[Task statement] Transcribe the whole listing without a single picture.

[Data extract]
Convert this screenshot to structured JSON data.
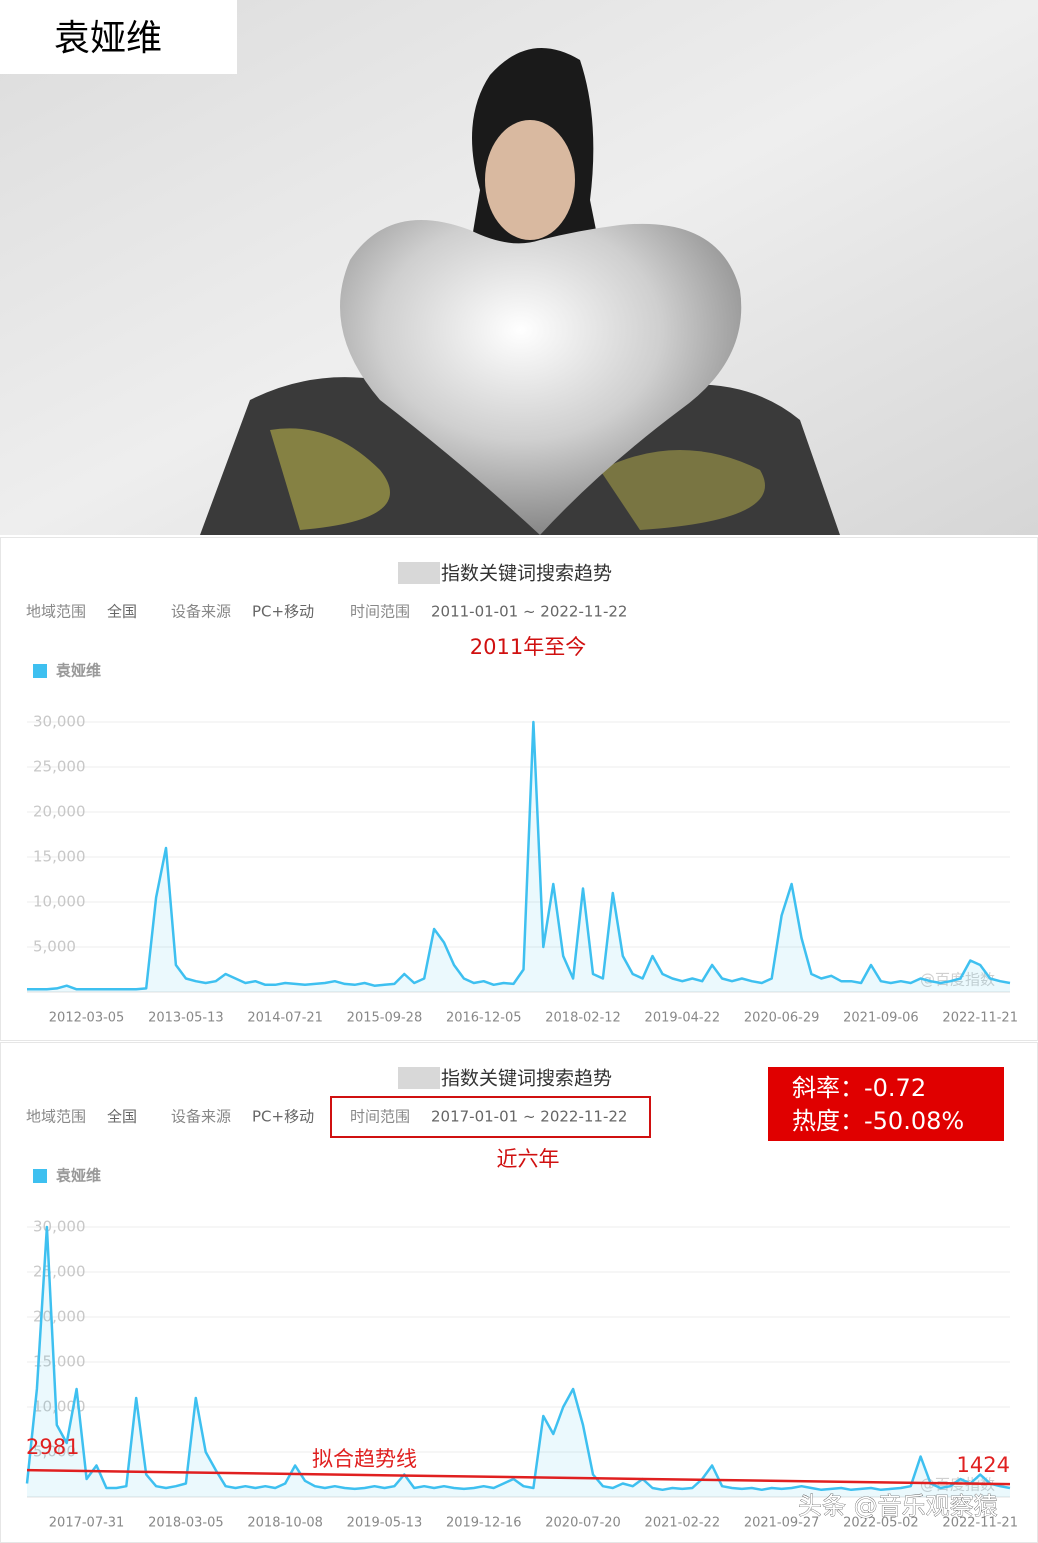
{
  "header": {
    "name": "袁娅维"
  },
  "watermark": "头条 @音乐观察猿",
  "chart_data": [
    {
      "type": "line",
      "title": "指数关键词搜索趋势",
      "filters": [
        {
          "label": "地域范围",
          "value": "全国"
        },
        {
          "label": "设备来源",
          "value": "PC+移动"
        },
        {
          "label": "时间范围",
          "value": "2011-01-01 ~ 2022-11-22"
        }
      ],
      "annotation": "2011年至今",
      "watermark": "@百度指数",
      "categories": [
        null,
        null,
        null,
        null,
        null,
        null,
        "2012-03-05",
        null,
        null,
        null,
        null,
        null,
        null,
        null,
        null,
        null,
        "2013-05-13",
        null,
        null,
        null,
        null,
        null,
        null,
        null,
        null,
        null,
        "2014-07-21",
        null,
        null,
        null,
        null,
        null,
        null,
        null,
        null,
        null,
        "2015-09-28",
        null,
        null,
        null,
        null,
        null,
        null,
        null,
        null,
        null,
        "2016-12-05",
        null,
        null,
        null,
        null,
        null,
        null,
        null,
        null,
        null,
        "2018-02-12",
        null,
        null,
        null,
        null,
        null,
        null,
        null,
        null,
        null,
        "2019-04-22",
        null,
        null,
        null,
        null,
        null,
        null,
        null,
        null,
        null,
        "2020-06-29",
        null,
        null,
        null,
        null,
        null,
        null,
        null,
        null,
        null,
        "2021-09-06",
        null,
        null,
        null,
        null,
        null,
        null,
        null,
        null,
        null,
        "2022-11-21",
        null,
        null,
        null
      ],
      "series": [
        {
          "name": "袁娅维",
          "color": "#3ec0f0",
          "values": [
            300,
            300,
            300,
            400,
            700,
            300,
            300,
            300,
            300,
            300,
            300,
            300,
            400,
            10500,
            16000,
            3000,
            1500,
            1200,
            1000,
            1200,
            2000,
            1500,
            1000,
            1200,
            800,
            800,
            1000,
            900,
            800,
            900,
            1000,
            1200,
            900,
            800,
            1000,
            700,
            800,
            900,
            2000,
            1000,
            1500,
            7000,
            5500,
            3000,
            1500,
            1000,
            1200,
            800,
            1000,
            900,
            2500,
            30000,
            5000,
            12000,
            4000,
            1500,
            11500,
            2000,
            1500,
            11000,
            4000,
            2000,
            1500,
            4000,
            2000,
            1500,
            1200,
            1500,
            1200,
            3000,
            1500,
            1200,
            1500,
            1200,
            1000,
            1500,
            8500,
            12000,
            6000,
            2000,
            1500,
            1800,
            1200,
            1200,
            1000,
            3000,
            1200,
            1000,
            1200,
            1000,
            1500,
            1200,
            1000,
            1200,
            1500,
            3500,
            3000,
            1500,
            1200,
            1000
          ]
        }
      ],
      "ylim": [
        0,
        30000
      ],
      "yticks": [
        {
          "value": 5000,
          "label": "5,000"
        },
        {
          "value": 10000,
          "label": "10,000"
        },
        {
          "value": 15000,
          "label": "15,000"
        },
        {
          "value": 20000,
          "label": "20,000"
        },
        {
          "value": 25000,
          "label": "25,000"
        },
        {
          "value": 30000,
          "label": "30,000"
        }
      ],
      "grid": true
    },
    {
      "type": "line",
      "title": "指数关键词搜索趋势",
      "filters": [
        {
          "label": "地域范围",
          "value": "全国"
        },
        {
          "label": "设备来源",
          "value": "PC+移动"
        },
        {
          "label": "时间范围",
          "value": "2017-01-01 ~ 2022-11-22"
        }
      ],
      "annotation": "近六年",
      "watermark": "@百度指数",
      "stats": [
        "斜率：-0.72",
        "热度：-50.08%"
      ],
      "categories": [
        null,
        null,
        null,
        null,
        null,
        null,
        "2017-07-31",
        null,
        null,
        null,
        null,
        null,
        null,
        null,
        null,
        null,
        "2018-03-05",
        null,
        null,
        null,
        null,
        null,
        null,
        null,
        null,
        null,
        "2018-10-08",
        null,
        null,
        null,
        null,
        null,
        null,
        null,
        null,
        null,
        "2019-05-13",
        null,
        null,
        null,
        null,
        null,
        null,
        null,
        null,
        null,
        "2019-12-16",
        null,
        null,
        null,
        null,
        null,
        null,
        null,
        null,
        null,
        "2020-07-20",
        null,
        null,
        null,
        null,
        null,
        null,
        null,
        null,
        null,
        "2021-02-22",
        null,
        null,
        null,
        null,
        null,
        null,
        null,
        null,
        null,
        "2021-09-27",
        null,
        null,
        null,
        null,
        null,
        null,
        null,
        null,
        null,
        "2022-05-02",
        null,
        null,
        null,
        null,
        null,
        null,
        null,
        null,
        null,
        "2022-11-21",
        null,
        null,
        null
      ],
      "series": [
        {
          "name": "袁娅维",
          "color": "#3ec0f0",
          "values": [
            1500,
            12000,
            30000,
            8000,
            6000,
            12000,
            2000,
            3500,
            1000,
            1000,
            1200,
            11000,
            2500,
            1200,
            1000,
            1200,
            1500,
            11000,
            5000,
            3000,
            1200,
            1000,
            1200,
            1000,
            1200,
            1000,
            1500,
            3500,
            1800,
            1200,
            1000,
            1200,
            1000,
            900,
            1000,
            1200,
            1000,
            1200,
            2500,
            1000,
            1200,
            1000,
            1200,
            1000,
            900,
            1000,
            1200,
            1000,
            1500,
            2000,
            1200,
            1000,
            9000,
            7000,
            10000,
            12000,
            8000,
            2500,
            1200,
            1000,
            1500,
            1200,
            2000,
            1000,
            800,
            1000,
            900,
            1000,
            2000,
            3500,
            1200,
            1000,
            900,
            1000,
            800,
            1000,
            900,
            1000,
            1200,
            1000,
            800,
            900,
            1000,
            800,
            900,
            1000,
            800,
            900,
            1000,
            1200,
            4500,
            1500,
            1000,
            1200,
            2000,
            1500,
            2500,
            1500,
            1200,
            1000
          ]
        }
      ],
      "trend": {
        "name": "拟合趋势线",
        "color": "#e02020",
        "values": [
          2981,
          1424
        ]
      },
      "ylim": [
        0,
        30000
      ],
      "yticks": [
        {
          "value": 5000,
          "label": "5,000"
        },
        {
          "value": 10000,
          "label": "10,000"
        },
        {
          "value": 15000,
          "label": "15,000"
        },
        {
          "value": 20000,
          "label": "20,000"
        },
        {
          "value": 25000,
          "label": "25,000"
        },
        {
          "value": 30000,
          "label": "30,000"
        }
      ],
      "grid": true
    }
  ]
}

[Task output]
Convert this screenshot to structured JSON data.
{
  "header": {
    "name": "袁娅维"
  },
  "watermark": "头条 @音乐观察猿",
  "chart_data": [
    {
      "type": "line",
      "title": "指数关键词搜索趋势",
      "filters": [
        {
          "label": "地域范围",
          "value": "全国"
        },
        {
          "label": "设备来源",
          "value": "PC+移动"
        },
        {
          "label": "时间范围",
          "value": "2011-01-01 ~ 2022-11-22"
        }
      ],
      "annotation": "2011年至今",
      "watermark": "@百度指数",
      "categories": [
        null,
        null,
        null,
        null,
        null,
        null,
        "2012-03-05",
        null,
        null,
        null,
        null,
        null,
        null,
        null,
        null,
        null,
        "2013-05-13",
        null,
        null,
        null,
        null,
        null,
        null,
        null,
        null,
        null,
        "2014-07-21",
        null,
        null,
        null,
        null,
        null,
        null,
        null,
        null,
        null,
        "2015-09-28",
        null,
        null,
        null,
        null,
        null,
        null,
        null,
        null,
        null,
        "2016-12-05",
        null,
        null,
        null,
        null,
        null,
        null,
        null,
        null,
        null,
        "2018-02-12",
        null,
        null,
        null,
        null,
        null,
        null,
        null,
        null,
        null,
        "2019-04-22",
        null,
        null,
        null,
        null,
        null,
        null,
        null,
        null,
        null,
        "2020-06-29",
        null,
        null,
        null,
        null,
        null,
        null,
        null,
        null,
        null,
        "2021-09-06",
        null,
        null,
        null,
        null,
        null,
        null,
        null,
        null,
        null,
        "2022-11-21",
        null,
        null,
        null
      ],
      "series": [
        {
          "name": "袁娅维",
          "color": "#3ec0f0",
          "values": [
            300,
            300,
            300,
            400,
            700,
            300,
            300,
            300,
            300,
            300,
            300,
            300,
            400,
            10500,
            16000,
            3000,
            1500,
            1200,
            1000,
            1200,
            2000,
            1500,
            1000,
            1200,
            800,
            800,
            1000,
            900,
            800,
            900,
            1000,
            1200,
            900,
            800,
            1000,
            700,
            800,
            900,
            2000,
            1000,
            1500,
            7000,
            5500,
            3000,
            1500,
            1000,
            1200,
            800,
            1000,
            900,
            2500,
            30000,
            5000,
            12000,
            4000,
            1500,
            11500,
            2000,
            1500,
            11000,
            4000,
            2000,
            1500,
            4000,
            2000,
            1500,
            1200,
            1500,
            1200,
            3000,
            1500,
            1200,
            1500,
            1200,
            1000,
            1500,
            8500,
            12000,
            6000,
            2000,
            1500,
            1800,
            1200,
            1200,
            1000,
            3000,
            1200,
            1000,
            1200,
            1000,
            1500,
            1200,
            1000,
            1200,
            1500,
            3500,
            3000,
            1500,
            1200,
            1000
          ]
        }
      ],
      "ylim": [
        0,
        30000
      ],
      "yticks": [
        {
          "value": 5000,
          "label": "5,000"
        },
        {
          "value": 10000,
          "label": "10,000"
        },
        {
          "value": 15000,
          "label": "15,000"
        },
        {
          "value": 20000,
          "label": "20,000"
        },
        {
          "value": 25000,
          "label": "25,000"
        },
        {
          "value": 30000,
          "label": "30,000"
        }
      ],
      "grid": true
    },
    {
      "type": "line",
      "title": "指数关键词搜索趋势",
      "filters": [
        {
          "label": "地域范围",
          "value": "全国"
        },
        {
          "label": "设备来源",
          "value": "PC+移动"
        },
        {
          "label": "时间范围",
          "value": "2017-01-01 ~ 2022-11-22"
        }
      ],
      "annotation": "近六年",
      "watermark": "@百度指数",
      "stats": [
        "斜率：-0.72",
        "热度：-50.08%"
      ],
      "categories": [
        null,
        null,
        null,
        null,
        null,
        null,
        "2017-07-31",
        null,
        null,
        null,
        null,
        null,
        null,
        null,
        null,
        null,
        "2018-03-05",
        null,
        null,
        null,
        null,
        null,
        null,
        null,
        null,
        null,
        "2018-10-08",
        null,
        null,
        null,
        null,
        null,
        null,
        null,
        null,
        null,
        "2019-05-13",
        null,
        null,
        null,
        null,
        null,
        null,
        null,
        null,
        null,
        "2019-12-16",
        null,
        null,
        null,
        null,
        null,
        null,
        null,
        null,
        null,
        "2020-07-20",
        null,
        null,
        null,
        null,
        null,
        null,
        null,
        null,
        null,
        "2021-02-22",
        null,
        null,
        null,
        null,
        null,
        null,
        null,
        null,
        null,
        "2021-09-27",
        null,
        null,
        null,
        null,
        null,
        null,
        null,
        null,
        null,
        "2022-05-02",
        null,
        null,
        null,
        null,
        null,
        null,
        null,
        null,
        null,
        "2022-11-21",
        null,
        null,
        null
      ],
      "series": [
        {
          "name": "袁娅维",
          "color": "#3ec0f0",
          "values": [
            1500,
            12000,
            30000,
            8000,
            6000,
            12000,
            2000,
            3500,
            1000,
            1000,
            1200,
            11000,
            2500,
            1200,
            1000,
            1200,
            1500,
            11000,
            5000,
            3000,
            1200,
            1000,
            1200,
            1000,
            1200,
            1000,
            1500,
            3500,
            1800,
            1200,
            1000,
            1200,
            1000,
            900,
            1000,
            1200,
            1000,
            1200,
            2500,
            1000,
            1200,
            1000,
            1200,
            1000,
            900,
            1000,
            1200,
            1000,
            1500,
            2000,
            1200,
            1000,
            9000,
            7000,
            10000,
            12000,
            8000,
            2500,
            1200,
            1000,
            1500,
            1200,
            2000,
            1000,
            800,
            1000,
            900,
            1000,
            2000,
            3500,
            1200,
            1000,
            900,
            1000,
            800,
            1000,
            900,
            1000,
            1200,
            1000,
            800,
            900,
            1000,
            800,
            900,
            1000,
            800,
            900,
            1000,
            1200,
            4500,
            1500,
            1000,
            1200,
            2000,
            1500,
            2500,
            1500,
            1200,
            1000
          ]
        }
      ],
      "trend": {
        "name": "拟合趋势线",
        "color": "#e02020",
        "values": [
          2981,
          1424
        ]
      },
      "ylim": [
        0,
        30000
      ],
      "yticks": [
        {
          "value": 5000,
          "label": "5,000"
        },
        {
          "value": 10000,
          "label": "10,000"
        },
        {
          "value": 15000,
          "label": "15,000"
        },
        {
          "value": 20000,
          "label": "20,000"
        },
        {
          "value": 25000,
          "label": "25,000"
        },
        {
          "value": 30000,
          "label": "30,000"
        }
      ],
      "grid": true
    }
  ]
}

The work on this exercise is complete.